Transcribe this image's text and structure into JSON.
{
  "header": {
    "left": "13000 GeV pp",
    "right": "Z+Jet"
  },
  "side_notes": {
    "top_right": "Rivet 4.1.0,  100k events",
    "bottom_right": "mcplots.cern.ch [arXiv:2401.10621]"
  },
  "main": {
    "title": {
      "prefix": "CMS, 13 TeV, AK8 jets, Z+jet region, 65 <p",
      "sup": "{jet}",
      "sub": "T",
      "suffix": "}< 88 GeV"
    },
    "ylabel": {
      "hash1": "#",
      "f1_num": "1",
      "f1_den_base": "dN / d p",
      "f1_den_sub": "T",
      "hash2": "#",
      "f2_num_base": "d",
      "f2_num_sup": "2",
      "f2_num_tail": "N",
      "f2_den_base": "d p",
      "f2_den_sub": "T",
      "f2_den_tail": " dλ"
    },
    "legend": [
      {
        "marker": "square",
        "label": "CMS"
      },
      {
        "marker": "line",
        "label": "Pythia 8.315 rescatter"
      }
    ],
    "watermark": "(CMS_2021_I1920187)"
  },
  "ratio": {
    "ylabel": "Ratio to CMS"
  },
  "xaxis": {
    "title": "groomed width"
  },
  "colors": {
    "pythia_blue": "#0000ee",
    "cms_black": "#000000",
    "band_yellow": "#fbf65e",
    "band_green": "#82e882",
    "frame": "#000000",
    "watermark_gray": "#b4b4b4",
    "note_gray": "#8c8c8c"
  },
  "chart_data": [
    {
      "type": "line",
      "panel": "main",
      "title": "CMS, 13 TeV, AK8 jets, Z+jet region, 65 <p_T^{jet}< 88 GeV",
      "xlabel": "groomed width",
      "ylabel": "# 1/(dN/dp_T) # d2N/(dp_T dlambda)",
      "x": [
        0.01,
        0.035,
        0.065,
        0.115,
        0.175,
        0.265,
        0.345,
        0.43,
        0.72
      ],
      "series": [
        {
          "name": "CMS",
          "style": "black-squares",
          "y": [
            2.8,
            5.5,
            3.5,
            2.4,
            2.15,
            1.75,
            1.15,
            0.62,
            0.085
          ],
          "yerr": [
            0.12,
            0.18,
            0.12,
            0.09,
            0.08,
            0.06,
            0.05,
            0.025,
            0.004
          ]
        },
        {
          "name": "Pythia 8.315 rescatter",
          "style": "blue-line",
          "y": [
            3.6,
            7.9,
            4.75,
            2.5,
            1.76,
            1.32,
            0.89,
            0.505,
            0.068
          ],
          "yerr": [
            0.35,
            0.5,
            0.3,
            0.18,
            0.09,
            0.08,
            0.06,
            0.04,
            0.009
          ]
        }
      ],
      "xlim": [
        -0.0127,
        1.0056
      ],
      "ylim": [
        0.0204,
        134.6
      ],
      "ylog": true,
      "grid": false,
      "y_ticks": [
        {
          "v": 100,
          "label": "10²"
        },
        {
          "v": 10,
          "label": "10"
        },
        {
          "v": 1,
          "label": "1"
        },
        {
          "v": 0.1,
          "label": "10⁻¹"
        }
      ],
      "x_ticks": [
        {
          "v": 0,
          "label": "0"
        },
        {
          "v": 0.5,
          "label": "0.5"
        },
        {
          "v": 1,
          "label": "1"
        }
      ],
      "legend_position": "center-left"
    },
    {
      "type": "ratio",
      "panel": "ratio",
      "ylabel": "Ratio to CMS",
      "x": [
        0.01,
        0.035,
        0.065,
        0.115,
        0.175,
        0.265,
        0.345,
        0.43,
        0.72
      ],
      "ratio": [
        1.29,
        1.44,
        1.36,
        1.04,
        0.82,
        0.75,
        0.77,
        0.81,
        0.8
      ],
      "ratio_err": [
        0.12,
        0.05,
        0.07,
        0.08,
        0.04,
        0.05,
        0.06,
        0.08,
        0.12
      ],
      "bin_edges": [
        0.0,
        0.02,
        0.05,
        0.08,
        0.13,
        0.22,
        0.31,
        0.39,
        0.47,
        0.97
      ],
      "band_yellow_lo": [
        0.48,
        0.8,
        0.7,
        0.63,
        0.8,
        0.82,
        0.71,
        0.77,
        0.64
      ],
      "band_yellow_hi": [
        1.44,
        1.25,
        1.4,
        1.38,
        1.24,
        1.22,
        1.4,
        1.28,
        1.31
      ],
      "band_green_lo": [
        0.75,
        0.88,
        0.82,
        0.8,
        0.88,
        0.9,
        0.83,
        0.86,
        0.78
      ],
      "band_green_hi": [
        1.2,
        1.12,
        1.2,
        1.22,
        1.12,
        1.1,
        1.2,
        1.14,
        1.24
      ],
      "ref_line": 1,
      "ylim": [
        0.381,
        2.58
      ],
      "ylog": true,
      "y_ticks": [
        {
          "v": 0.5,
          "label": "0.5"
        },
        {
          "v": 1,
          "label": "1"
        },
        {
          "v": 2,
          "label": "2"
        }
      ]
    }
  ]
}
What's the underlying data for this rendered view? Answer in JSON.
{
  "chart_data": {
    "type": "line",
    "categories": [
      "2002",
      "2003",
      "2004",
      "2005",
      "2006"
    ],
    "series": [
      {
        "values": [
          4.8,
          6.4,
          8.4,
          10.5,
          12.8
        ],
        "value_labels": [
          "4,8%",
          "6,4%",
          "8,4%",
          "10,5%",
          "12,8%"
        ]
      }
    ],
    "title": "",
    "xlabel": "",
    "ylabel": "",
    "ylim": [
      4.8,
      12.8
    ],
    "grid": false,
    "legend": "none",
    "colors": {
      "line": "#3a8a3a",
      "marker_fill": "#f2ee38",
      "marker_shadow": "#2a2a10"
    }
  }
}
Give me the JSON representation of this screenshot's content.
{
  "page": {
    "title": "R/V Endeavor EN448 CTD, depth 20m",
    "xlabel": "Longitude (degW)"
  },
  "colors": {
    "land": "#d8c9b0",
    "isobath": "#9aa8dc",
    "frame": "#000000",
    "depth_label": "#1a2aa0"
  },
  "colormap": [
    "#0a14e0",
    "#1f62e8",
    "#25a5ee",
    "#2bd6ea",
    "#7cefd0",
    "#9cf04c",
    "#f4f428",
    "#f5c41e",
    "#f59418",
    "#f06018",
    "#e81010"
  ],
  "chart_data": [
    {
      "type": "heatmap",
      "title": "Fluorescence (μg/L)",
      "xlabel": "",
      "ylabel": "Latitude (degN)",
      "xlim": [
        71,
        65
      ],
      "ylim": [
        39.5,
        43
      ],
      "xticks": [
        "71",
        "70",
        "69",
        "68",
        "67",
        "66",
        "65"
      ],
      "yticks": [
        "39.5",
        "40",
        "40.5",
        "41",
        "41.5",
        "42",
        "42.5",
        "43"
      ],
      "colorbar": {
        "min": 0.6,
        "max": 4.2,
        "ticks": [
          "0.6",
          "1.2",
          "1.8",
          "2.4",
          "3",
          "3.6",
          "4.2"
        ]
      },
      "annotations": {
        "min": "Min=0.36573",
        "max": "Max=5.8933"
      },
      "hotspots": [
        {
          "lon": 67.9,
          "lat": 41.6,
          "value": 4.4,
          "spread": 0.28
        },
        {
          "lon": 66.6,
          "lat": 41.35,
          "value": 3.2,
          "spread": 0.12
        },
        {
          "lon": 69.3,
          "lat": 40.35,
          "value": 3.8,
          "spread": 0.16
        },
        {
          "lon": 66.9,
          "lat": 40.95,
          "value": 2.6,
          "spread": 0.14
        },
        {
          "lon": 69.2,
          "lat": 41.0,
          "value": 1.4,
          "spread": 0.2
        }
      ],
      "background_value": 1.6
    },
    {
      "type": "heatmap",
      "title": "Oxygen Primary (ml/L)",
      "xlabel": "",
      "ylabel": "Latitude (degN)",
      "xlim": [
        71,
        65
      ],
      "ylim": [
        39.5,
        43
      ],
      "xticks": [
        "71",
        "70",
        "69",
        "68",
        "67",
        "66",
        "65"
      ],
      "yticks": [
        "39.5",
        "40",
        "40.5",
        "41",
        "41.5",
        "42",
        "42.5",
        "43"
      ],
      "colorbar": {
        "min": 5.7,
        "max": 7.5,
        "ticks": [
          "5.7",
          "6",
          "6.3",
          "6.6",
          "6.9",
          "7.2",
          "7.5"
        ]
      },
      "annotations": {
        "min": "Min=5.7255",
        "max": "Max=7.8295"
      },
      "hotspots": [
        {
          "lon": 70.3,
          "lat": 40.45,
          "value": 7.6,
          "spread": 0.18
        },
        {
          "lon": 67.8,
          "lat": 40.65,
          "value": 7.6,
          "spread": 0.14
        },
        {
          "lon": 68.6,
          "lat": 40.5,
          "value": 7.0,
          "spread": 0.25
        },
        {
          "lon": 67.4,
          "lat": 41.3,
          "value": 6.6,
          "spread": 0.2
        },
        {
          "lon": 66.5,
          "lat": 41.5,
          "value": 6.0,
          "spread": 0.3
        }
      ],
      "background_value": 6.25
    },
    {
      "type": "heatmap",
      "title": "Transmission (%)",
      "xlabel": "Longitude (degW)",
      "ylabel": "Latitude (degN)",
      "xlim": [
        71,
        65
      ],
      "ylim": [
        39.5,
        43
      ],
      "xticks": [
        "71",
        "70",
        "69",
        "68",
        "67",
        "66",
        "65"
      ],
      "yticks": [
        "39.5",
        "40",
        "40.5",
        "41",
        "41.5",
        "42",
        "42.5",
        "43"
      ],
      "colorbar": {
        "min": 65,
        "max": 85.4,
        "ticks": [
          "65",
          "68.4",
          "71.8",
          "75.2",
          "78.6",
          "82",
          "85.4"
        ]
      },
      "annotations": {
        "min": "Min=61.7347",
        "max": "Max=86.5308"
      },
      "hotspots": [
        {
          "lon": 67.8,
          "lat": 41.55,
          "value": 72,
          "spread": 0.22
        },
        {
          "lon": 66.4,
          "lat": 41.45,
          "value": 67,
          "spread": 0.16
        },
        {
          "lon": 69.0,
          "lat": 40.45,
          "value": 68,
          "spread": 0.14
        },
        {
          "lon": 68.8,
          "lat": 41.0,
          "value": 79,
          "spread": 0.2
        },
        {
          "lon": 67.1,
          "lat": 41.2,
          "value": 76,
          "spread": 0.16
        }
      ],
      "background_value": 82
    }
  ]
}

#####

» YOUR OBJECTIVE:
Copy all lines in the listing above where the string "left" appears.

» FULL ANSWER:
    "left": "13000 GeV pp",
      "legend_position": "center-left"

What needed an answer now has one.